▸ Task details
Every line that includes the word "bubble" needs to be copied from the listing.

▸ Extracted data
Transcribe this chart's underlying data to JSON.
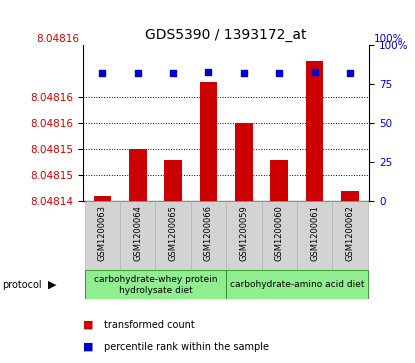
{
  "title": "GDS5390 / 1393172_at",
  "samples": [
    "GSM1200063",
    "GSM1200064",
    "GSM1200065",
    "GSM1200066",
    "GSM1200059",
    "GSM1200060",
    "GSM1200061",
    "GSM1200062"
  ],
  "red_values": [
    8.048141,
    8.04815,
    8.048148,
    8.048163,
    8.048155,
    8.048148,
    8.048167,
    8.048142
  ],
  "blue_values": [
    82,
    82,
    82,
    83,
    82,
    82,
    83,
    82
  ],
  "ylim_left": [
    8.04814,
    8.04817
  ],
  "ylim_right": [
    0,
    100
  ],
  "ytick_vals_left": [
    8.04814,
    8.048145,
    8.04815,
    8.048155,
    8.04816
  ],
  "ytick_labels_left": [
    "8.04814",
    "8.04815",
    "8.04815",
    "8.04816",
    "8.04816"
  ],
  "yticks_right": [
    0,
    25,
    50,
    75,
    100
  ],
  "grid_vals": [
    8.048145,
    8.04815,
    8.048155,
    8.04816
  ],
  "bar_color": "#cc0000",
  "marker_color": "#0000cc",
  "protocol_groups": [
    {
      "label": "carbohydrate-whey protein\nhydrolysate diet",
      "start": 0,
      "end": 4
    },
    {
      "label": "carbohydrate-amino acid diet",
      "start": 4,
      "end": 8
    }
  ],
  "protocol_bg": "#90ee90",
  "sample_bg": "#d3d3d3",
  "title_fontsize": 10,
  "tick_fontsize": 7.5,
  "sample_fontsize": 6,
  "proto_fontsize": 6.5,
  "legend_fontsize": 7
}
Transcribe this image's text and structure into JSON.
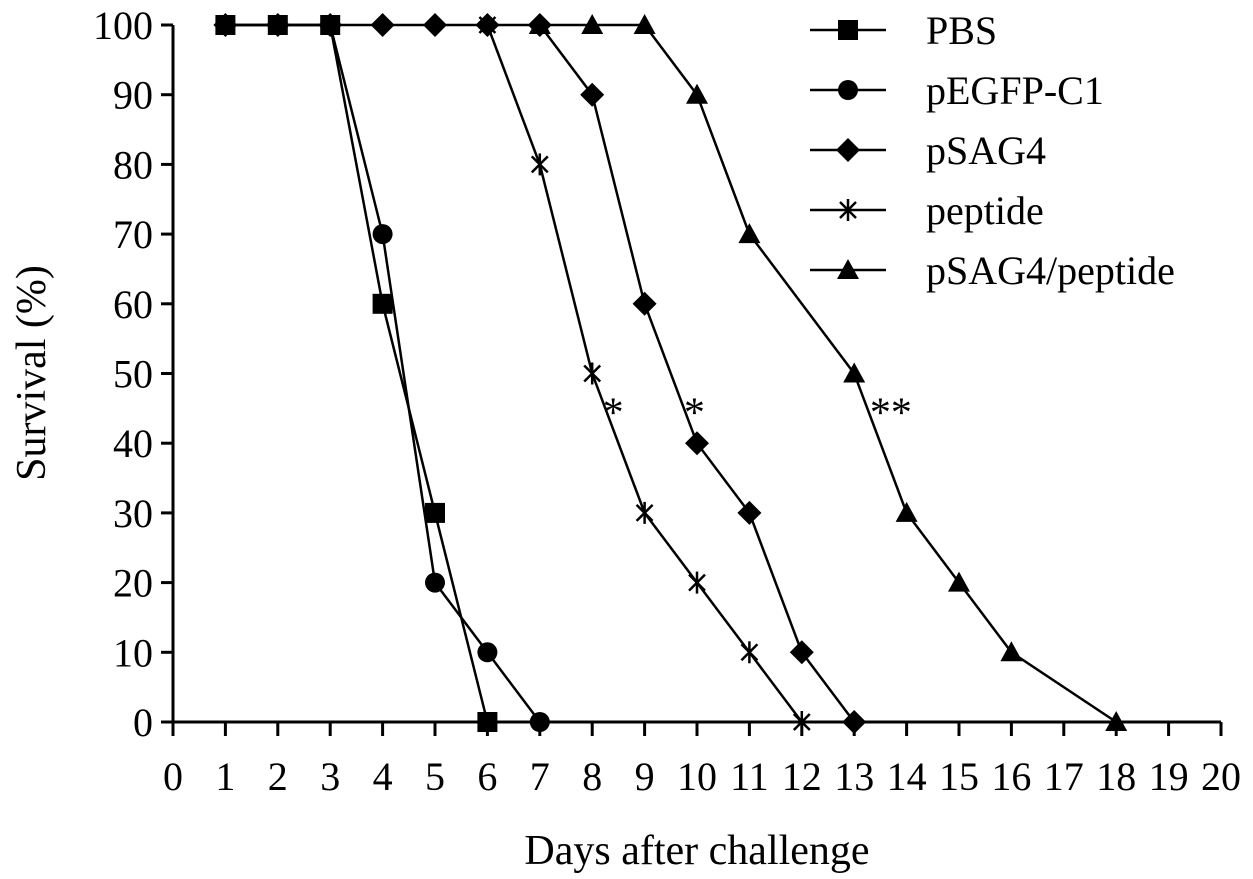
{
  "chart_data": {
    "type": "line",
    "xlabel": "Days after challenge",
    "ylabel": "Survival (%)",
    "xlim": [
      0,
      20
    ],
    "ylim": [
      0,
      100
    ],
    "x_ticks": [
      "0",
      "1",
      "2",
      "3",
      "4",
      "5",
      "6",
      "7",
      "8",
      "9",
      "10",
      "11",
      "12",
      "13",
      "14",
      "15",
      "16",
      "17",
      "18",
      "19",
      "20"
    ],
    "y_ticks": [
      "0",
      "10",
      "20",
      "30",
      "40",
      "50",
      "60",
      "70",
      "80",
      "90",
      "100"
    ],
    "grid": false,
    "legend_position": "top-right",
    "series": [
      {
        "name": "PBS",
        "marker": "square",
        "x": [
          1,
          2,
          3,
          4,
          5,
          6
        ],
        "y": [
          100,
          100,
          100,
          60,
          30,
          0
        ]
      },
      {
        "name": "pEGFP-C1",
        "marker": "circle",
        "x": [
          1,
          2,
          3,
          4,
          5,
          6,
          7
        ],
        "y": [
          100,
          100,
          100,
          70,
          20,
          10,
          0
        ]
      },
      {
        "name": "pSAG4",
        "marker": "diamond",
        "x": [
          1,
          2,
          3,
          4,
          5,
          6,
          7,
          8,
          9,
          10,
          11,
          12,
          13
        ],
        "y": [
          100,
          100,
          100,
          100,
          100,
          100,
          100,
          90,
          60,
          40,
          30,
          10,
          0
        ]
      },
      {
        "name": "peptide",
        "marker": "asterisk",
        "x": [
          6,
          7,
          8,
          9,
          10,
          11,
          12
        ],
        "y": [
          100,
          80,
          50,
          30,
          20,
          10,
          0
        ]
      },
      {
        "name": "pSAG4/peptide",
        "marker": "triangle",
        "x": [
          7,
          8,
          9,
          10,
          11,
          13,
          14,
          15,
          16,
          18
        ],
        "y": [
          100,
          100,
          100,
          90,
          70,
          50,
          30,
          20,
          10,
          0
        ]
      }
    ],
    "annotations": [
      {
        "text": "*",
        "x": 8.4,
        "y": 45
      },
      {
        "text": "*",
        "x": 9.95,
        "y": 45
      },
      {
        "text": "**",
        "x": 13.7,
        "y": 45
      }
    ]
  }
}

---

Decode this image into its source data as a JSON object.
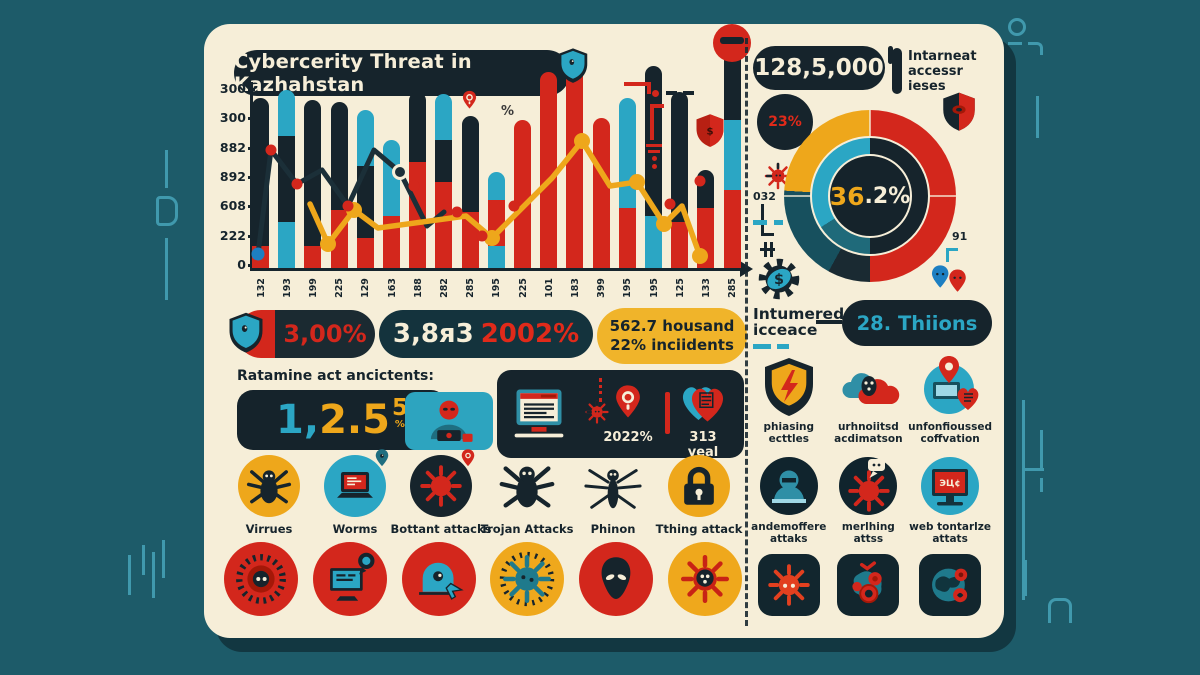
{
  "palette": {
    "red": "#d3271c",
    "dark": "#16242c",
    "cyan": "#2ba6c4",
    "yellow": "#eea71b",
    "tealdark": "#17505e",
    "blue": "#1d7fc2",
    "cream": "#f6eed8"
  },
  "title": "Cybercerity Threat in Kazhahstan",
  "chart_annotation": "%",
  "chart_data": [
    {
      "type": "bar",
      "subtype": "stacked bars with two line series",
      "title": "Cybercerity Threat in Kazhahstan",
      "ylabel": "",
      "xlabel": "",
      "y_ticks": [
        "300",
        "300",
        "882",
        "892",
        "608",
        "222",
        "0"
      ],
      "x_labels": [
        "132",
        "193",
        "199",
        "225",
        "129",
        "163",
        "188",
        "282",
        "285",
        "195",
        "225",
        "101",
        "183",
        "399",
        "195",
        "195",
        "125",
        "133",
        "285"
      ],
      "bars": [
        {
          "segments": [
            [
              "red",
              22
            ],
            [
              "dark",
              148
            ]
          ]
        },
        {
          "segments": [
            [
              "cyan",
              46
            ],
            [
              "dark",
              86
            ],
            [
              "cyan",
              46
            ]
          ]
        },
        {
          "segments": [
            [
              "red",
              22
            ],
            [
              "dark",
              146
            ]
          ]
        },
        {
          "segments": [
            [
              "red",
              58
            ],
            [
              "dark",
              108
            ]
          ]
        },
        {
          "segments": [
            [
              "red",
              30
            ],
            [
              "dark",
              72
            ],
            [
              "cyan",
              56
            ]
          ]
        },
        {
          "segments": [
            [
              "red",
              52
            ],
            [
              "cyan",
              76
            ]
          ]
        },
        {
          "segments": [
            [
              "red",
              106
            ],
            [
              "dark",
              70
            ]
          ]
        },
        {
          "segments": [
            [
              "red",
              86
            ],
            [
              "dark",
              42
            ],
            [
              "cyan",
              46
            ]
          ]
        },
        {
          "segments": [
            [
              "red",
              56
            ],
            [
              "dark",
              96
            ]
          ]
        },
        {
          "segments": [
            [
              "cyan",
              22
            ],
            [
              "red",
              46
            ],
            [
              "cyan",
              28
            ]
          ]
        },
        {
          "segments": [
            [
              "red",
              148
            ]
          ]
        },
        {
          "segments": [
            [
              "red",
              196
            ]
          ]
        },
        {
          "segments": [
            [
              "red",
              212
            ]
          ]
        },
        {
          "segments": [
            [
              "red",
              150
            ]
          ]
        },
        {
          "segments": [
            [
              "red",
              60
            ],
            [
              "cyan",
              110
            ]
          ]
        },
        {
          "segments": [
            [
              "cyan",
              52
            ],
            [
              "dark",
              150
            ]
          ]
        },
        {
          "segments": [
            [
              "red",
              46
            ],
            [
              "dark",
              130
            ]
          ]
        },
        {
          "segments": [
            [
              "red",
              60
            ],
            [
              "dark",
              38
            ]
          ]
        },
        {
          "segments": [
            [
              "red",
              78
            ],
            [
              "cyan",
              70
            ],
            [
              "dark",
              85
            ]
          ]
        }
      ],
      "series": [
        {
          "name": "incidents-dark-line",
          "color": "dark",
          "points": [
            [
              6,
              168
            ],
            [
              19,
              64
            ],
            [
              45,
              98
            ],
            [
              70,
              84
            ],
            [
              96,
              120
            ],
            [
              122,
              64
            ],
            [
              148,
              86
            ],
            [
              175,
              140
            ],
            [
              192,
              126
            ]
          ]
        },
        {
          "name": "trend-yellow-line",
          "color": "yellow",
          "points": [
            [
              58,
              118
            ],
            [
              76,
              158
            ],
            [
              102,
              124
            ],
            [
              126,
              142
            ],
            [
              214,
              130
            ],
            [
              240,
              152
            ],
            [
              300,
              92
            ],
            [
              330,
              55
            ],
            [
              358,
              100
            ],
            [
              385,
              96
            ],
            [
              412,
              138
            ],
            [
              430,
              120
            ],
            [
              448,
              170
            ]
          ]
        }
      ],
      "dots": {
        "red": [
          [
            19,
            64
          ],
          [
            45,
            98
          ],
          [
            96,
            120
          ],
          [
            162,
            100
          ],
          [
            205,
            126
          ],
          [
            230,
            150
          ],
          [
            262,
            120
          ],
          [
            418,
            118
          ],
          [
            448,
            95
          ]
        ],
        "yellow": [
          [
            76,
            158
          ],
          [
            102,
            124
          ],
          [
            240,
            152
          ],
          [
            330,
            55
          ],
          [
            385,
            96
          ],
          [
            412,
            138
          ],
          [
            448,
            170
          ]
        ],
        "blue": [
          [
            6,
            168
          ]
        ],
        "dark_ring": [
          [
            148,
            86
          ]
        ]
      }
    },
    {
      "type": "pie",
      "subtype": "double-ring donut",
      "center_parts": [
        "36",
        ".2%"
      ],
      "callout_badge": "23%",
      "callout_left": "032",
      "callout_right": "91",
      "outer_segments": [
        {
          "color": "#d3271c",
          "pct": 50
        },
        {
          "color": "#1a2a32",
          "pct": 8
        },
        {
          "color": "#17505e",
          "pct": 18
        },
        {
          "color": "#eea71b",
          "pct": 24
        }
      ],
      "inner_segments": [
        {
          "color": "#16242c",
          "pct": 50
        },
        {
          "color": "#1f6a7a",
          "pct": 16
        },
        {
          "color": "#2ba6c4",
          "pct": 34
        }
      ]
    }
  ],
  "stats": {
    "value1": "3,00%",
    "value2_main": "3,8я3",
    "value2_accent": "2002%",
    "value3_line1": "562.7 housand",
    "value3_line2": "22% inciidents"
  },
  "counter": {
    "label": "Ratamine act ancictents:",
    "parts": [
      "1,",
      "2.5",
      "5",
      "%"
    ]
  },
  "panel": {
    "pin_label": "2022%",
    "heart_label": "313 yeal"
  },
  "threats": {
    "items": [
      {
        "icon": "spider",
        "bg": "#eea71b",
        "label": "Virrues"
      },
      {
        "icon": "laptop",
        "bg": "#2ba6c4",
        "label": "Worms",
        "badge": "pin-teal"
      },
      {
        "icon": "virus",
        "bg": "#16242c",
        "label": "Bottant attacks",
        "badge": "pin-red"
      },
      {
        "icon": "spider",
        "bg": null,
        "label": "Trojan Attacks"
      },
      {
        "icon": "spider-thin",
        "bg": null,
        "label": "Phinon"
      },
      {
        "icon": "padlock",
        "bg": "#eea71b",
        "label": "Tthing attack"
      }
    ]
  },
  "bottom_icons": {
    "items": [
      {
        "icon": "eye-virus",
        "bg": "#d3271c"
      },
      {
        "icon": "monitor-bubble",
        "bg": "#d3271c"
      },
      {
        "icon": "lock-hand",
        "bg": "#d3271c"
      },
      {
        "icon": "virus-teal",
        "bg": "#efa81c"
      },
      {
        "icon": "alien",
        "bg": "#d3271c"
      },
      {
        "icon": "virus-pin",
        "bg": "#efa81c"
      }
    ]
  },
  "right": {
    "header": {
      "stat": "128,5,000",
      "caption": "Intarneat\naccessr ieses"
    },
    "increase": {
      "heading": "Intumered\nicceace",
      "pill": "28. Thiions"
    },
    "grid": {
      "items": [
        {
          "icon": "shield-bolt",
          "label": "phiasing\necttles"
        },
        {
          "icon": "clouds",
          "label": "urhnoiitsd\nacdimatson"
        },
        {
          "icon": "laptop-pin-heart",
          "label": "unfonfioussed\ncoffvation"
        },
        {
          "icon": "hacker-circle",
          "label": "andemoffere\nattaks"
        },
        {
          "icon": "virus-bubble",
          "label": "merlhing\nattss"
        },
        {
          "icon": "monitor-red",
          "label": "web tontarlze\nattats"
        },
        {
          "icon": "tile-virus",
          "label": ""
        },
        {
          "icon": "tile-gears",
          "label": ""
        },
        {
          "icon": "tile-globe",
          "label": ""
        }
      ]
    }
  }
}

▸ Written solution
        "icon": "monitor-bubble",
          "icon": "virus-bubble",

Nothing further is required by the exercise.